◆ **What is required**
Extract all of the entries and give them again, word for word.

◆ **Supplied data**
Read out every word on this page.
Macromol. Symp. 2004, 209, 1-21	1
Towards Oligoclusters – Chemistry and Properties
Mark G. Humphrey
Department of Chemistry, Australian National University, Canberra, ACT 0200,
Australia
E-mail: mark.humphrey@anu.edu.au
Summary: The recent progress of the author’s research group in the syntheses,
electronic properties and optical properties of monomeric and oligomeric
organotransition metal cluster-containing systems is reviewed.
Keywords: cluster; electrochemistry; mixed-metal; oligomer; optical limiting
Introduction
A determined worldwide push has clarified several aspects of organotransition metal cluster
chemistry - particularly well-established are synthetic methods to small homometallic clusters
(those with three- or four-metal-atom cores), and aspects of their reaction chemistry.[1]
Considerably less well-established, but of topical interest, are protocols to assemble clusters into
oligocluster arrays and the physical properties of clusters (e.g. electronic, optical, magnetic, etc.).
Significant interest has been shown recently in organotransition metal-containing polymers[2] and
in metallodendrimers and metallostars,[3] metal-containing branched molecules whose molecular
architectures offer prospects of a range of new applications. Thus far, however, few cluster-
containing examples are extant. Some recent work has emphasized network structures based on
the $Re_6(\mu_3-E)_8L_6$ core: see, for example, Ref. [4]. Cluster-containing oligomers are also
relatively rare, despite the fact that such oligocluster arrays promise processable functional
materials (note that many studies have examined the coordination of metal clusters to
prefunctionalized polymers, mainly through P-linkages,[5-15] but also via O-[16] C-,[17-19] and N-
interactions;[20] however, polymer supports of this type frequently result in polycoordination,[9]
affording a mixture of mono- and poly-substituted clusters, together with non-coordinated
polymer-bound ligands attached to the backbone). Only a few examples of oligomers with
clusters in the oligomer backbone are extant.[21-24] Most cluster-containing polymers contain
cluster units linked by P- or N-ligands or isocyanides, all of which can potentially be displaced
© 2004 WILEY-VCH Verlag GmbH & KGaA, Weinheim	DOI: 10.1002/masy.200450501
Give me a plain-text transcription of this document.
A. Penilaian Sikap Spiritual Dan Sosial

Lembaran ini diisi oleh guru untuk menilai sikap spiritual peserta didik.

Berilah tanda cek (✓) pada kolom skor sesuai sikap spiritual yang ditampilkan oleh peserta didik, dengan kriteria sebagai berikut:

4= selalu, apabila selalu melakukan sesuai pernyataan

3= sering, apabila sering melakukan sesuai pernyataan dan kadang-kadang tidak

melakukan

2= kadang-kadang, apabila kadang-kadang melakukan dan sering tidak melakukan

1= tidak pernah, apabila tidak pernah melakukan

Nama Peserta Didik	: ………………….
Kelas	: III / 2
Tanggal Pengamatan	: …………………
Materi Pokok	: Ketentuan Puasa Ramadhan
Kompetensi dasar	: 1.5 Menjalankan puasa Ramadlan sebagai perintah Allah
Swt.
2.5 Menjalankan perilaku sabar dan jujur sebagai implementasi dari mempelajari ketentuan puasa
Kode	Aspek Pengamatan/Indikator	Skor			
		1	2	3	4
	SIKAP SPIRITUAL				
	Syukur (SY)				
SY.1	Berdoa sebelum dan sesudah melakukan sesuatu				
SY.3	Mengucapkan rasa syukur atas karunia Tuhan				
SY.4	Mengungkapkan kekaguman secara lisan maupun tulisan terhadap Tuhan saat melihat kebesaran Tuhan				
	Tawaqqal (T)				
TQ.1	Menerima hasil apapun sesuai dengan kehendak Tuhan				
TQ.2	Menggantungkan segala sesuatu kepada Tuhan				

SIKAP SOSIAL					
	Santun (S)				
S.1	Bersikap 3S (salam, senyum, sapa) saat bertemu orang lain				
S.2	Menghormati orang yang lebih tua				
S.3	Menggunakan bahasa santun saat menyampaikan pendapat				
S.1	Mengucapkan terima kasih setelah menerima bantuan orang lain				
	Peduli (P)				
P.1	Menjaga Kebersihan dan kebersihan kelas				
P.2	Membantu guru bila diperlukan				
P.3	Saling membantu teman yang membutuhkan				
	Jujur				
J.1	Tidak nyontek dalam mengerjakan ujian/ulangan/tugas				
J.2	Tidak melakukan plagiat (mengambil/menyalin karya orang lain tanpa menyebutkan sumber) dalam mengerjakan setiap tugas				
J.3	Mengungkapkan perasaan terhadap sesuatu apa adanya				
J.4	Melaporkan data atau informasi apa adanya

◆ **Written response**
Read out every word on this page.
Macromol. Symp. 2004, 209, 1-21	1
Towards Oligoclusters – Chemistry and Properties
Mark G. Humphrey
Department of Chemistry, Australian National University, Canberra, ACT 0200,
Australia
E-mail: mark.humphrey@anu.edu.au
Summary: The recent progress of the author’s research group in the syntheses,
electronic properties and optical properties of monomeric and oligomeric
organotransition metal cluster-containing systems is reviewed.
Keywords: cluster; electrochemistry; mixed-metal; oligomer; optical limiting
Introduction
A determined worldwide push has clarified several aspects of organotransition metal cluster
chemistry - particularly well-established are synthetic methods to small homometallic clusters
(those with three- or four-metal-atom cores), and aspects of their reaction chemistry.[1]
Considerably less well-established, but of topical interest, are protocols to assemble clusters into
oligocluster arrays and the physical properties of clusters (e.g. electronic, optical, magnetic, etc.).
Significant interest has been shown recently in organotransition metal-containing polymers[2] and
in metallodendrimers and metallostars,[3] metal-containing branched molecules whose molecular
architectures offer prospects of a range of new applications. Thus far, however, few cluster-
containing examples are extant. Some recent work has emphasized network structures based on
the $Re_6(\mu_3-E)_8L_6$ core: see, for example, Ref. [4]. Cluster-containing oligomers are also
relatively rare, despite the fact that such oligocluster arrays promise processable functional
materials (note that many studies have examined the coordination of metal clusters to
prefunctionalized polymers, mainly through P-linkages,[5-15] but also via O-[16] C-,[17-19] and N-
interactions;[20] however, polymer supports of this type frequently result in polycoordination,[9]
affording a mixture of mono- and poly-substituted clusters, together with non-coordinated
polymer-bound ligands attached to the backbone). Only a few examples of oligomers with
clusters in the oligomer backbone are extant.[21-24] Most cluster-containing polymers contain
cluster units linked by P- or N-ligands or isocyanides, all of which can potentially be displaced
© 2004 WILEY-VCH Verlag GmbH & KGaA, Weinheim	DOI: 10.1002/masy.200450501
Give me a plain-text transcription of this document.
A. Penilaian Sikap Spiritual Dan Sosial

Lembaran ini diisi oleh guru untuk menilai sikap spiritual peserta didik.

Berilah tanda cek (✓) pada kolom skor sesuai sikap spiritual yang ditampilkan oleh peserta didik, dengan kriteria sebagai berikut:

4= selalu, apabila selalu melakukan sesuai pernyataan

3= sering, apabila sering melakukan sesuai pernyataan dan kadang-kadang tidak

melakukan

2= kadang-kadang, apabila kadang-kadang melakukan dan sering tidak melakukan

1= tidak pernah, apabila tidak pernah melakukan

Nama Peserta Didik	: ………………….
Kelas	: III / 2
Tanggal Pengamatan	: …………………
Materi Pokok	: Ketentuan Puasa Ramadhan
Kompetensi dasar	: 1.5 Menjalankan puasa Ramadlan sebagai perintah Allah
Swt.
2.5 Menjalankan perilaku sabar dan jujur sebagai implementasi dari mempelajari ketentuan puasa
Kode	Aspek Pengamatan/Indikator	Skor			
		1	2	3	4
	SIKAP SPIRITUAL				
	Syukur (SY)				
SY.1	Berdoa sebelum dan sesudah melakukan sesuatu				
SY.3	Mengucapkan rasa syukur atas karunia Tuhan				
SY.4	Mengungkapkan kekaguman secara lisan maupun tulisan terhadap Tuhan saat melihat kebesaran Tuhan				
	Tawaqqal (T)				
TQ.1	Menerima hasil apapun sesuai dengan kehendak Tuhan				
TQ.2	Menggantungkan segala sesuatu kepada Tuhan				

SIKAP SOSIAL					
	Santun (S)				
S.1	Bersikap 3S (salam, senyum, sapa) saat bertemu orang lain				
S.2	Menghormati orang yang lebih tua				
S.3	Menggunakan bahasa santun saat menyampaikan pendapat				
S.1	Mengucapkan terima kasih setelah menerima bantuan orang lain				
	Peduli (P)				
P.1	Menjaga Kebersihan dan kebersihan kelas				
P.2	Membantu guru bila diperlukan				
P.3	Saling membantu teman yang membutuhkan				
	Jujur				
J.1	Tidak nyontek dalam mengerjakan ujian/ulangan/tugas				
J.2	Tidak melakukan plagiat (mengambil/menyalin karya orang lain tanpa menyebutkan sumber) dalam mengerjakan setiap tugas				
J.3	Mengungkapkan perasaan terhadap sesuatu apa adanya				
J.4	Melaporkan data atau informasi apa adanya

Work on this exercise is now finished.